*The request*: Narrow the data below down to the lines containing "cuyas".

*Data shown*:
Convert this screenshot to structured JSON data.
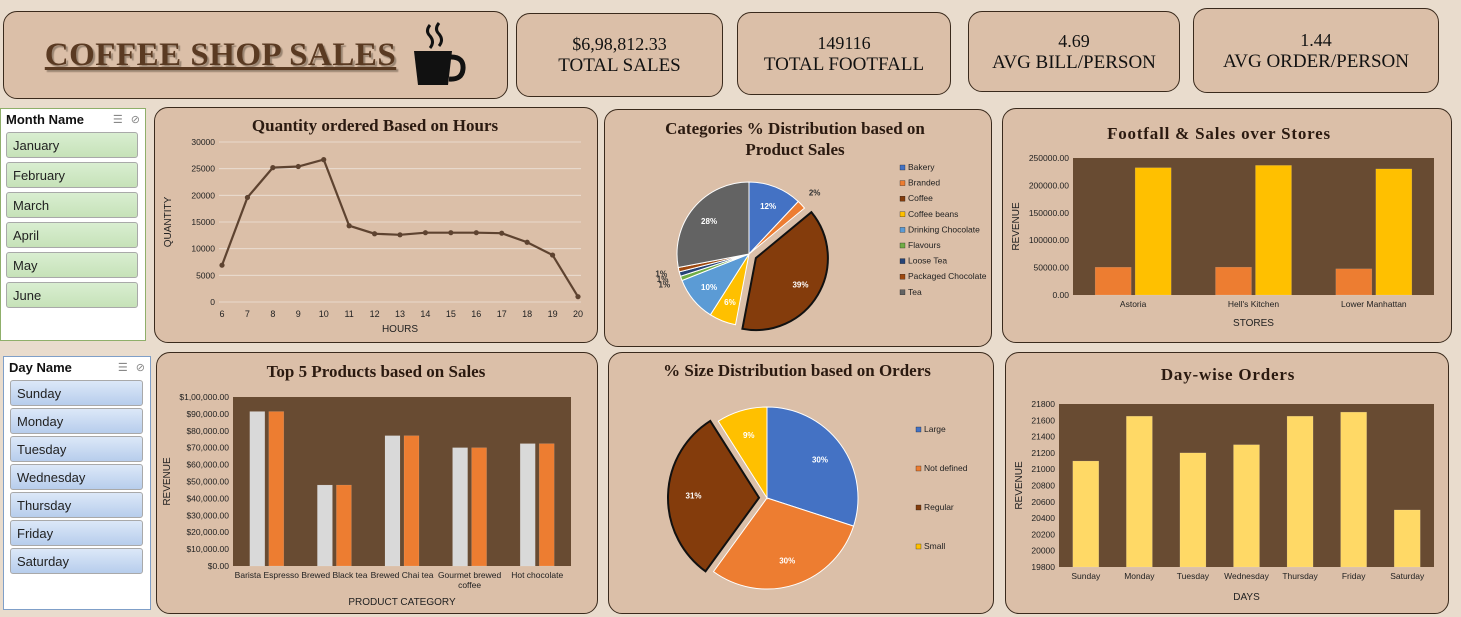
{
  "brand": {
    "title": "COFFEE SHOP SALES",
    "icon": "coffee-cup-icon"
  },
  "kpis": [
    {
      "value": "$6,98,812.33",
      "label": "TOTAL SALES"
    },
    {
      "value": "149116",
      "label": "TOTAL FOOTFALL"
    },
    {
      "value": "4.69",
      "label": "AVG BILL/PERSON"
    },
    {
      "value": "1.44",
      "label": "AVG ORDER/PERSON"
    }
  ],
  "month_slicer": {
    "header": "Month Name",
    "items": [
      "January",
      "February",
      "March",
      "April",
      "May",
      "June"
    ]
  },
  "day_slicer": {
    "header": "Day Name",
    "items": [
      "Sunday",
      "Monday",
      "Tuesday",
      "Wednesday",
      "Thursday",
      "Friday",
      "Saturday"
    ]
  },
  "colors": {
    "brown": "#6b4a30",
    "orange": "#ed7d31",
    "gold": "#ffc000",
    "plot_bg": "#684b32",
    "card_bg": "#dbbfa8"
  },
  "chart_data": [
    {
      "id": "hours",
      "type": "line",
      "title": "Quantity ordered Based on Hours",
      "xlabel": "HOURS",
      "ylabel": "QUANTITY",
      "x": [
        6,
        7,
        8,
        9,
        10,
        11,
        12,
        13,
        14,
        15,
        16,
        17,
        18,
        19,
        20
      ],
      "y": [
        6900,
        19600,
        25200,
        25400,
        26700,
        14300,
        12800,
        12600,
        13000,
        13000,
        13000,
        12900,
        11200,
        8800,
        1000
      ],
      "yticks": [
        "0",
        "5000",
        "10000",
        "15000",
        "20000",
        "25000",
        "30000"
      ],
      "ylim": [
        0,
        30000
      ],
      "grid": true
    },
    {
      "id": "categories",
      "type": "pie",
      "title": "Categories % Distribution based on Product Sales",
      "legend": "right",
      "labels": [
        "Bakery",
        "Branded",
        "Coffee",
        "Coffee beans",
        "Drinking Chocolate",
        "Flavours",
        "Loose Tea",
        "Packaged Chocolate",
        "Tea"
      ],
      "values": [
        12,
        2,
        39,
        6,
        10,
        1,
        1,
        1,
        28
      ],
      "data_labels": [
        "12%",
        "2%",
        "39%",
        "6%",
        "10%",
        "1%",
        "1%",
        "1%",
        "28%"
      ],
      "colors": [
        "#4472c4",
        "#ed7d31",
        "#843c0c",
        "#ffc000",
        "#5b9bd5",
        "#70ad47",
        "#264478",
        "#9e480e",
        "#636363"
      ]
    },
    {
      "id": "stores",
      "type": "bar",
      "title": "Footfall & Sales over Stores",
      "xlabel": "STORES",
      "ylabel": "REVENUE",
      "categories": [
        "Astoria",
        "Hell's Kitchen",
        "Lower Manhattan"
      ],
      "series": [
        {
          "values": [
            50599,
            50735,
            47782
          ],
          "color": "#ed7d31"
        },
        {
          "values": [
            232244,
            236511,
            230057
          ],
          "color": "#ffc000"
        }
      ],
      "yticks": [
        "0.00",
        "50000.00",
        "100000.00",
        "150000.00",
        "200000.00",
        "250000.00"
      ],
      "ylim": [
        0,
        250000
      ]
    },
    {
      "id": "products",
      "type": "bar",
      "title": "Top 5 Products based on Sales",
      "xlabel": "PRODUCT CATEGORY",
      "ylabel": "REVENUE",
      "categories": [
        "Barista Espresso",
        "Brewed Black tea",
        "Brewed Chai tea",
        "Gourmet brewed coffee",
        "Hot chocolate"
      ],
      "category_lines": [
        [
          "Barista Espresso"
        ],
        [
          "Brewed Black tea"
        ],
        [
          "Brewed Chai tea"
        ],
        [
          "Gourmet brewed",
          "coffee"
        ],
        [
          "Hot chocolate"
        ]
      ],
      "series": [
        {
          "values": [
            91400,
            47900,
            77100,
            70000,
            72400
          ],
          "color": "#d9d9d9"
        },
        {
          "values": [
            91400,
            47900,
            77100,
            70000,
            72400
          ],
          "color": "#ed7d31"
        }
      ],
      "yticks": [
        "$0.00",
        "$10,000.00",
        "$20,000.00",
        "$30,000.00",
        "$40,000.00",
        "$50,000.00",
        "$60,000.00",
        "$70,000.00",
        "$80,000.00",
        "$90,000.00",
        "$1,00,000.00"
      ],
      "ylim": [
        0,
        100000
      ]
    },
    {
      "id": "sizes",
      "type": "pie",
      "title": "% Size Distribution based on Orders",
      "legend": "right",
      "labels": [
        "Large",
        "Not defined",
        "Regular",
        "Small"
      ],
      "values": [
        30,
        30,
        31,
        9
      ],
      "data_labels": [
        "30%",
        "30%",
        "31%",
        "9%"
      ],
      "colors": [
        "#4472c4",
        "#ed7d31",
        "#843c0c",
        "#ffc000"
      ]
    },
    {
      "id": "days",
      "type": "bar",
      "title": "Day-wise Orders",
      "xlabel": "DAYS",
      "ylabel": "REVENUE",
      "categories": [
        "Sunday",
        "Monday",
        "Tuesday",
        "Wednesday",
        "Thursday",
        "Friday",
        "Saturday"
      ],
      "series": [
        {
          "values": [
            21100,
            21650,
            21200,
            21300,
            21650,
            21700,
            20500
          ],
          "color": "#ffd966"
        }
      ],
      "yticks": [
        "19800",
        "20000",
        "20200",
        "20400",
        "20600",
        "20800",
        "21000",
        "21200",
        "21400",
        "21600",
        "21800"
      ],
      "ylim": [
        19800,
        21800
      ]
    }
  ]
}
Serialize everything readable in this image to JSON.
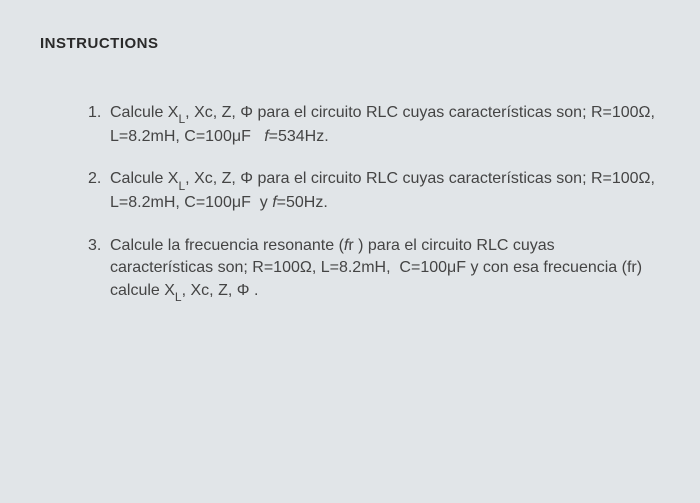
{
  "heading": "INSTRUCTIONS",
  "items": [
    {
      "number": "1.",
      "html": "Calcule X<span class='sub'>L</span>, Xc, Z, Φ para el circuito RLC cuyas características son; R=100Ω, L=8.2mH, C=100μF&nbsp;&nbsp;&nbsp;<span class='italic'>f</span>=534Hz."
    },
    {
      "number": "2.",
      "html": "Calcule X<span class='sub'>L</span>, Xc, Z, Φ para el circuito RLC cuyas características son; R=100Ω, L=8.2mH, C=100μF&nbsp;&nbsp;y <span class='italic'>f</span>=50Hz."
    },
    {
      "number": "3.",
      "html": "Calcule la frecuencia resonante (<span class='italic'>f</span>r ) para el circuito RLC cuyas características son; R=100Ω, L=8.2mH,&nbsp;&nbsp;C=100μF y con esa frecuencia (fr) calcule X<span class='sub'>L</span>, Xc, Z, Φ ."
    }
  ]
}
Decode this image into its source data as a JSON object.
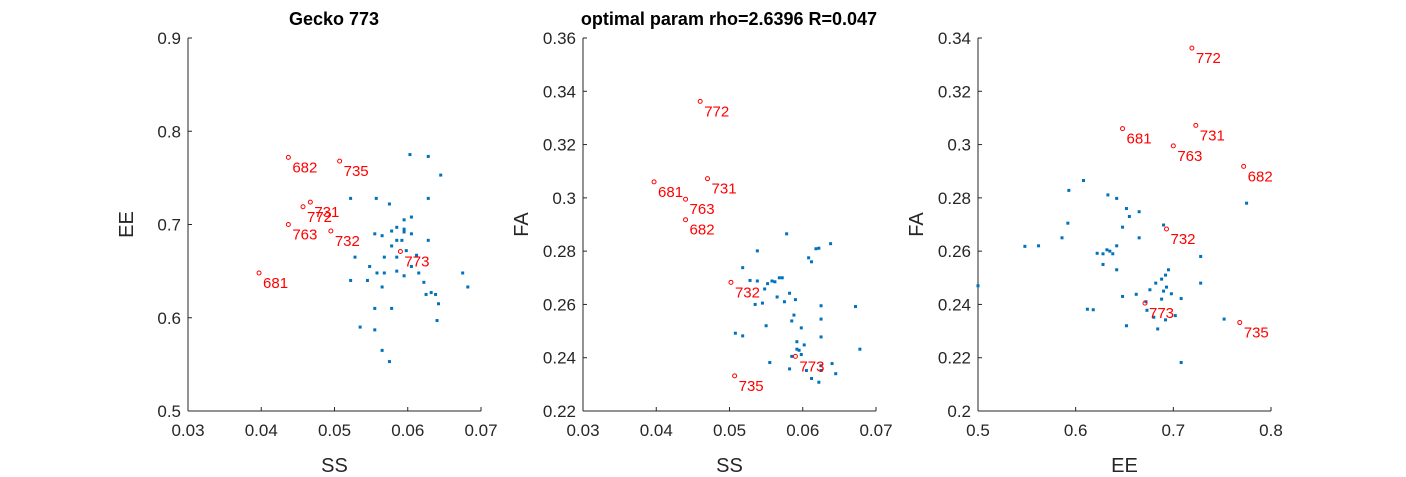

*In response*:
      "html": "Calcule X<span class='sub'>L</span>, Xc, Z, Φ para el circuito RLC cuyas características son; R=100Ω, L=8.2mH, C=100μF&nbsp;&nbsp;&nbsp;<span class='italic'>f</span>=534Hz."
      "html": "Calcule X<span class='sub'>L</span>, Xc, Z, Φ para el circuito RLC cuyas características son; R=100Ω, L=8.2mH, C=100μF&nbsp;&nbsp;y <span class='italic'>f</span>=50Hz."
      "html": "Calcule la frecuencia resonante (<span class='italic'>f</span>r ) para el circuito RLC cuyas características son; R=100Ω, L=8.2mH,&nbsp;&nbsp;C=100μF y con esa frecuencia (fr) calcule X<span class='sub'>L</span>, Xc, Z, Φ ."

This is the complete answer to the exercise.